A run of records
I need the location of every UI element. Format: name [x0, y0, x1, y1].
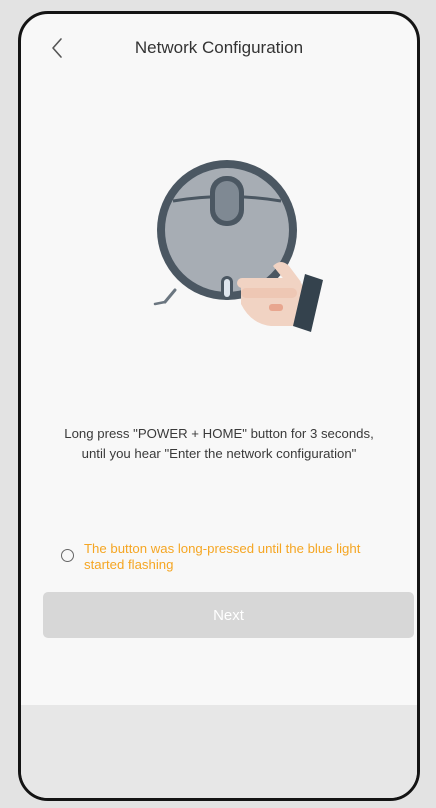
confirm-line: The button was long-pressed until the bl…: [84, 541, 361, 556]
long-press-confirm-option[interactable]: The button was long-pressed until the bl…: [61, 541, 397, 573]
bottom-panel: [21, 705, 417, 798]
next-button[interactable]: Next: [43, 592, 414, 638]
radio-button[interactable]: [61, 549, 74, 562]
robot-vacuum-illustration: [153, 160, 323, 332]
phone-frame: Network Configuration Long press "POWER …: [18, 11, 420, 801]
page-title: Network Configuration: [134, 38, 304, 57]
header: Network Configuration: [21, 14, 417, 82]
confirm-line: started flashing: [84, 557, 174, 572]
instruction-line: until you hear "Enter the network config…: [81, 446, 357, 461]
instruction-line: Long press "POWER + HOME" button for 3 s…: [64, 426, 374, 441]
instruction-text: Long press "POWER + HOME" button for 3 s…: [41, 424, 397, 464]
confirm-label: The button was long-pressed until the bl…: [84, 541, 360, 573]
side-brush-icon: [153, 288, 177, 306]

* [GIVEN INSTRUCTION] Can you copy out, word for word, the records from the line containing "confirm-line: The button" through the line containing "robot-vacuum-illustration: [153, 160, 323, 332]", with both of those lines included?

* [RESULT FOR THIS EXERCISE]
confirm-line: The button was long-pressed until the bl…: [84, 541, 361, 556]
long-press-confirm-option[interactable]: The button was long-pressed until the bl…: [61, 541, 397, 573]
bottom-panel: [21, 705, 417, 798]
next-button[interactable]: Next: [43, 592, 414, 638]
radio-button[interactable]: [61, 549, 74, 562]
robot-vacuum-illustration: [153, 160, 323, 332]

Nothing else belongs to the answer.